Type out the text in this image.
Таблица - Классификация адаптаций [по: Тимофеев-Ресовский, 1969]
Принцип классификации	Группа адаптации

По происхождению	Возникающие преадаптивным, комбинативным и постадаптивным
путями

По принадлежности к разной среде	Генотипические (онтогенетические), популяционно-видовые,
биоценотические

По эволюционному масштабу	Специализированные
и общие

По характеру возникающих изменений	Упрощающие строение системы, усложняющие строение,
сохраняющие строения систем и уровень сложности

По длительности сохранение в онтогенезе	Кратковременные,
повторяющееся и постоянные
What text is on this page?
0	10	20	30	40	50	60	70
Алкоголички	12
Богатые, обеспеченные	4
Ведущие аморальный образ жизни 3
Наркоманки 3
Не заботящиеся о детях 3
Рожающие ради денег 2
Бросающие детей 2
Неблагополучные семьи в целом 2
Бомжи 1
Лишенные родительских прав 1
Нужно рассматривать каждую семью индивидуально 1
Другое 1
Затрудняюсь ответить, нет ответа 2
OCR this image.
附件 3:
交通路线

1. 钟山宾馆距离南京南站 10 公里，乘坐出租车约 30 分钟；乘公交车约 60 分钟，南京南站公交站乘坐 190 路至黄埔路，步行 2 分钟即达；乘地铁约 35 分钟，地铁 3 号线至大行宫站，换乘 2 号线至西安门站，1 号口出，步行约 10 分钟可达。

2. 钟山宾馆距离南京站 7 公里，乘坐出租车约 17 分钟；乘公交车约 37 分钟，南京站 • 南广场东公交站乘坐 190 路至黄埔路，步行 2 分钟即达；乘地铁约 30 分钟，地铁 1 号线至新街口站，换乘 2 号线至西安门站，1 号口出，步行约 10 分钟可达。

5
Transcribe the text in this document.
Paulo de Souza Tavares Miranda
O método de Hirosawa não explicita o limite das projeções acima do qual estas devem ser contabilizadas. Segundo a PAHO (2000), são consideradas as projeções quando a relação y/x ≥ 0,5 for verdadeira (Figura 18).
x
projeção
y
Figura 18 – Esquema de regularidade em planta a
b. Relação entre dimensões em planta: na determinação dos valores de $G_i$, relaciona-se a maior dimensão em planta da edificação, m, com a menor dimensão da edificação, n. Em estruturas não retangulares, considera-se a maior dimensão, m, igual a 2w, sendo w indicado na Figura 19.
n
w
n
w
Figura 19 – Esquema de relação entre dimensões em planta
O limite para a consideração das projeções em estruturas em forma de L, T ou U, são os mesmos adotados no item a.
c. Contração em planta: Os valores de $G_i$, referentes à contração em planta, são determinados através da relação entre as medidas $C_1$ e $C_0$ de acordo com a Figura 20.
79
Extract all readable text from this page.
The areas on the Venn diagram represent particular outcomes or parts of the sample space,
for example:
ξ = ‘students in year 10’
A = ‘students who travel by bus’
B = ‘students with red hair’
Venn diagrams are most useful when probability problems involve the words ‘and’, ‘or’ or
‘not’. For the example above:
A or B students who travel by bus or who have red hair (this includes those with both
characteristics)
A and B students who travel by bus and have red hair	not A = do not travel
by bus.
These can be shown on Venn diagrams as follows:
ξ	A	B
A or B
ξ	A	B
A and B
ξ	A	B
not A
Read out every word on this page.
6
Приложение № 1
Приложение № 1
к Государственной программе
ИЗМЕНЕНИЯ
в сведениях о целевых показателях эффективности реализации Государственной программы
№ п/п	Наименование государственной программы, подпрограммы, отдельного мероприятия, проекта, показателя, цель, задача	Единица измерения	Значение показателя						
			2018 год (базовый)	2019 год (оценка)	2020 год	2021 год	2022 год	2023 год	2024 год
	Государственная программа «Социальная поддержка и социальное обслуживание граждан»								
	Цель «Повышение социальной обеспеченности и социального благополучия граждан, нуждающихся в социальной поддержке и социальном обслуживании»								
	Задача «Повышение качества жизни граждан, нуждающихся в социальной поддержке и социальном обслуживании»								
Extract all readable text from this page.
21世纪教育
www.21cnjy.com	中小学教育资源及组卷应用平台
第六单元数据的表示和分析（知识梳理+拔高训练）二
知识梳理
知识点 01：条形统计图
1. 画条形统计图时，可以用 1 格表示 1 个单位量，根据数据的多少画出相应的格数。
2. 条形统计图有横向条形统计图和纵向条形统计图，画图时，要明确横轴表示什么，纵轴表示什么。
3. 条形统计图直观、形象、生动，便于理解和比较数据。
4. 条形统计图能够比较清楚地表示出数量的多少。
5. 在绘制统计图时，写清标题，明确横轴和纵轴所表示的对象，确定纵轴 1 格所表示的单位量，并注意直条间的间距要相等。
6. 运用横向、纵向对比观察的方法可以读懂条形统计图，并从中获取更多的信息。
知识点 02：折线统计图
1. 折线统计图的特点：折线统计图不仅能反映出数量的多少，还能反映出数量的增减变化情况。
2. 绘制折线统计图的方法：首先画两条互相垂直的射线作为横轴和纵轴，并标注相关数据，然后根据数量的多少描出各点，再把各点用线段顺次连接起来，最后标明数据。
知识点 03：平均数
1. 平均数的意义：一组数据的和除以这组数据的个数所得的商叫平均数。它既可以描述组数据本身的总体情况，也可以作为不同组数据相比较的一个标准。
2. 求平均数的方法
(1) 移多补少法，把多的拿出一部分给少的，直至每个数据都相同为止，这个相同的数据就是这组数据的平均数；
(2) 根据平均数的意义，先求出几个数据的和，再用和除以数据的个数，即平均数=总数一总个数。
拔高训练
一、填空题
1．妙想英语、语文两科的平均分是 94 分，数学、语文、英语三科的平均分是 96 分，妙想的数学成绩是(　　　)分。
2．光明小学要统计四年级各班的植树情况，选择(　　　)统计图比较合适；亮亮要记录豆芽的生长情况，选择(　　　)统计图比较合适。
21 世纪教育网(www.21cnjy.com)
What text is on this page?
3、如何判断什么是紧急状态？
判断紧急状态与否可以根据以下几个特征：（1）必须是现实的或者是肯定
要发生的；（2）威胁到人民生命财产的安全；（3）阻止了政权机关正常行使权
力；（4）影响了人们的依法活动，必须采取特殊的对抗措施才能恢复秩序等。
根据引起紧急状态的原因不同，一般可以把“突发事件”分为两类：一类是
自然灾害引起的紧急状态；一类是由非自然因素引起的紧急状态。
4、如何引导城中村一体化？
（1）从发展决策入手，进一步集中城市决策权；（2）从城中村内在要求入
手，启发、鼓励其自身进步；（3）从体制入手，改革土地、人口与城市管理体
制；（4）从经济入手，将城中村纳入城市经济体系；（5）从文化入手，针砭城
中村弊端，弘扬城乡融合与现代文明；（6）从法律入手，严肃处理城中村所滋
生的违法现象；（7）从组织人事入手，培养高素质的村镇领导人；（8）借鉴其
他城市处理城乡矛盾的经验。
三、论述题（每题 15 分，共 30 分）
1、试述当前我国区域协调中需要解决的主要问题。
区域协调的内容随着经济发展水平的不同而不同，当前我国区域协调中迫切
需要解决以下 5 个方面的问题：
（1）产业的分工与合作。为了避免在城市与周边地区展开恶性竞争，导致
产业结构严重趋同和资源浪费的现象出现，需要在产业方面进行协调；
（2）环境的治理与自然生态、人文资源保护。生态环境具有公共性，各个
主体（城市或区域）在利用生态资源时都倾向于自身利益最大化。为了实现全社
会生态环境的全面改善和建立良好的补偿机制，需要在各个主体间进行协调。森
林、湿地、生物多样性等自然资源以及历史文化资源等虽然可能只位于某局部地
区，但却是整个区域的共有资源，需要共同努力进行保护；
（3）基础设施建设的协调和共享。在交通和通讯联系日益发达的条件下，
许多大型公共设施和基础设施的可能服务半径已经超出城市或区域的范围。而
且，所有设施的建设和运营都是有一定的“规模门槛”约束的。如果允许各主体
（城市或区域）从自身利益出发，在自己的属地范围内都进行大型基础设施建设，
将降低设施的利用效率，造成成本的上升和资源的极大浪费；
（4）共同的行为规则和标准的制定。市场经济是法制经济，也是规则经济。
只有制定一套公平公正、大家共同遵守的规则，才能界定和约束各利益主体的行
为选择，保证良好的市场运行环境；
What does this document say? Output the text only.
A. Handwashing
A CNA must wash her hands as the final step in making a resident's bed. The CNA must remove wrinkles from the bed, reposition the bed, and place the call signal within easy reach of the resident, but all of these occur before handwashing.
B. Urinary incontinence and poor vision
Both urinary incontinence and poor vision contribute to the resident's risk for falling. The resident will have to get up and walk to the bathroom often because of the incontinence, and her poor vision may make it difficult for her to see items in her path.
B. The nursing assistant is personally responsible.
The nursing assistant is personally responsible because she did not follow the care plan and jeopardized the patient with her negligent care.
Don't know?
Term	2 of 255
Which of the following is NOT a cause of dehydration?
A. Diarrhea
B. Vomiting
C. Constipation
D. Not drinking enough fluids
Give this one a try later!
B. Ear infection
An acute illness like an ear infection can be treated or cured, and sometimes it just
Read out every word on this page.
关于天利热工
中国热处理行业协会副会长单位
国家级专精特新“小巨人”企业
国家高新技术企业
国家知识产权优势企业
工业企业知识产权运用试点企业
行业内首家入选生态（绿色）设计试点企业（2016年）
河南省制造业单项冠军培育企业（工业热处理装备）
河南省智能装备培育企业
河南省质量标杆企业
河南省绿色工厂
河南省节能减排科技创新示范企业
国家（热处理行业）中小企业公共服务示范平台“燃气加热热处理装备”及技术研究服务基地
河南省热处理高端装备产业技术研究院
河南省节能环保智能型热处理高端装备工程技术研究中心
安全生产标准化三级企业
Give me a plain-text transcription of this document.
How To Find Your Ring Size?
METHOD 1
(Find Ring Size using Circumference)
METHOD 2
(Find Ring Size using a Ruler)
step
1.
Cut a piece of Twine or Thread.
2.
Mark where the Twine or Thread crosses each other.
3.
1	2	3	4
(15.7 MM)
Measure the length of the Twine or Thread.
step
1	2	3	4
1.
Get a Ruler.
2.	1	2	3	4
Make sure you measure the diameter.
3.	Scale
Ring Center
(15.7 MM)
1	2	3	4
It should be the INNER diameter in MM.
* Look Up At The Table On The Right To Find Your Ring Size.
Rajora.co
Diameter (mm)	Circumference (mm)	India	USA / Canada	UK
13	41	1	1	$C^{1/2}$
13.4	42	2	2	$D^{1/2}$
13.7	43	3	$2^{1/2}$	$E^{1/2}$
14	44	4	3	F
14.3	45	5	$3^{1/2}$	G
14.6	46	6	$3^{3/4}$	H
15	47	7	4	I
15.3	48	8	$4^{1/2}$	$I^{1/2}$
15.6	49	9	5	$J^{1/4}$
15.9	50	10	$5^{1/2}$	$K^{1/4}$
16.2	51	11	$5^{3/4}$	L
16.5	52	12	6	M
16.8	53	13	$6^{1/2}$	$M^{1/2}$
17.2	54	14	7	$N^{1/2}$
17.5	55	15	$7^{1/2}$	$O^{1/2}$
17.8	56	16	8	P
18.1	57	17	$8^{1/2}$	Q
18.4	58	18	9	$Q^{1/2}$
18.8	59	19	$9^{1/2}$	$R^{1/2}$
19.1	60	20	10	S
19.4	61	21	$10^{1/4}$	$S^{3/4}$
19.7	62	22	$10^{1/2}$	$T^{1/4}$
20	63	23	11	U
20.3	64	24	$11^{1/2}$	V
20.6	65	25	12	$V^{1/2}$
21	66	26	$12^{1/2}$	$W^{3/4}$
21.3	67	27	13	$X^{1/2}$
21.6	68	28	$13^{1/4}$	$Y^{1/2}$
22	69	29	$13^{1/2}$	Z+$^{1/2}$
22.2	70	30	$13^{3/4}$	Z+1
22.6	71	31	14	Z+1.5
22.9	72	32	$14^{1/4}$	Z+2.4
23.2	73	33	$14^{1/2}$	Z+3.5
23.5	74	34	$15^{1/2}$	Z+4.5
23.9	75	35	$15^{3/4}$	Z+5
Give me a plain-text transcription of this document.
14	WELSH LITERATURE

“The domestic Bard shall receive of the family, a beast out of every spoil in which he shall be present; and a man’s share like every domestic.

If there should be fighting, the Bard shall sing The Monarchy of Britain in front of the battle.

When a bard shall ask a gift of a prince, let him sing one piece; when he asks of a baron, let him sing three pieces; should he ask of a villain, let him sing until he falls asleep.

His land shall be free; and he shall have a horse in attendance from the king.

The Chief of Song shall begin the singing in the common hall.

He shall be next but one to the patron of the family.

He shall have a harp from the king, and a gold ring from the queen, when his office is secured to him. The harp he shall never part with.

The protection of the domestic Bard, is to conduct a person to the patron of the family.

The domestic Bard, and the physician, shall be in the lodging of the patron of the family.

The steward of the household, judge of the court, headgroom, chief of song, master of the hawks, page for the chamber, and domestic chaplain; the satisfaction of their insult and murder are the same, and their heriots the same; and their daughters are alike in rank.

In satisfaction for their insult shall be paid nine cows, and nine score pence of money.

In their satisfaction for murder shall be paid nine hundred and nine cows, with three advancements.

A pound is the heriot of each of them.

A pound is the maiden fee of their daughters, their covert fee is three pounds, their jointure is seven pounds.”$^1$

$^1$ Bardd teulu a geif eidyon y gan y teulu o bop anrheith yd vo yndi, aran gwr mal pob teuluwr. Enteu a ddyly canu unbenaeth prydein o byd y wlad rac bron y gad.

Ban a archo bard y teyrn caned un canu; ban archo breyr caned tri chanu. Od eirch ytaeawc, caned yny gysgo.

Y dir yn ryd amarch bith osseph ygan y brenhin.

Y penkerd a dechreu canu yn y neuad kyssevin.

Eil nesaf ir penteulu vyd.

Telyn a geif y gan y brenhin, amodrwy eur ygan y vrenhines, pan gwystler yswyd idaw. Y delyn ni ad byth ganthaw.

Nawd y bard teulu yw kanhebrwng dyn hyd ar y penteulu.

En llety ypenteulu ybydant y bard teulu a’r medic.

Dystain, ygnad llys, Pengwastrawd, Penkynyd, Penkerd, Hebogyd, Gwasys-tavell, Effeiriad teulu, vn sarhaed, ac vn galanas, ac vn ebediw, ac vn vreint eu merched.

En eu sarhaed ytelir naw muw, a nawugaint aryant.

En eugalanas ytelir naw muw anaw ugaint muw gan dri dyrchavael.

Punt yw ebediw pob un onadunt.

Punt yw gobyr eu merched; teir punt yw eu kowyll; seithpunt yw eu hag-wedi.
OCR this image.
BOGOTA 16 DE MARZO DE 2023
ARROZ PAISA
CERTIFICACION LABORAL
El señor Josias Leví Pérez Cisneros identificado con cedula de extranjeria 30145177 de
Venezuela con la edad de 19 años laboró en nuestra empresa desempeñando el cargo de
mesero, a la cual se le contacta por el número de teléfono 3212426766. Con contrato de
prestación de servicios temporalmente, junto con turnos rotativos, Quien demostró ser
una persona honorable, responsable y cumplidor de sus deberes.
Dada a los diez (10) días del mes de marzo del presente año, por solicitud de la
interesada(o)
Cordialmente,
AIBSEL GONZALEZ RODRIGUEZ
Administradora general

**TASK GOAL**: Locate all lines that include the word "brenhin" and copy them out.

**FULL OUTPUT**:
Y dir yn ryd amarch bith osseph ygan y brenhin.
Telyn a geif y gan y brenhin, amodrwy eur ygan y vrenhines, pan gwystler yswyd idaw. Y delyn ni ad byth ganthaw.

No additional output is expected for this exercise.